**** Data rows
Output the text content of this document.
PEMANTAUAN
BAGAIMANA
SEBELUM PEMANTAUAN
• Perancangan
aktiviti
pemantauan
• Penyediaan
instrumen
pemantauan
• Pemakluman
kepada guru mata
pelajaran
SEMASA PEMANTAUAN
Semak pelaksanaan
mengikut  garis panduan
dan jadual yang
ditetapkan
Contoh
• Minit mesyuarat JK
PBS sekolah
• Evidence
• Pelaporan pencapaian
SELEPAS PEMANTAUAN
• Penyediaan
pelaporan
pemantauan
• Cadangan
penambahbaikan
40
********
Exercise. Make an exact copy of all the data.

Result of this task.
Output the text content of this document.
PEMANTAUAN
BAGAIMANA
SEBELUM PEMANTAUAN
• Perancangan
aktiviti
pemantauan
• Penyediaan
instrumen
pemantauan
• Pemakluman
kepada guru mata
pelajaran
SEMASA PEMANTAUAN
Semak pelaksanaan
mengikut  garis panduan
dan jadual yang
ditetapkan
Contoh
• Minit mesyuarat JK
PBS sekolah
• Evidence
• Pelaporan pencapaian
SELEPAS PEMANTAUAN
• Penyediaan
pelaporan
pemantauan
• Cadangan
penambahbaikan
40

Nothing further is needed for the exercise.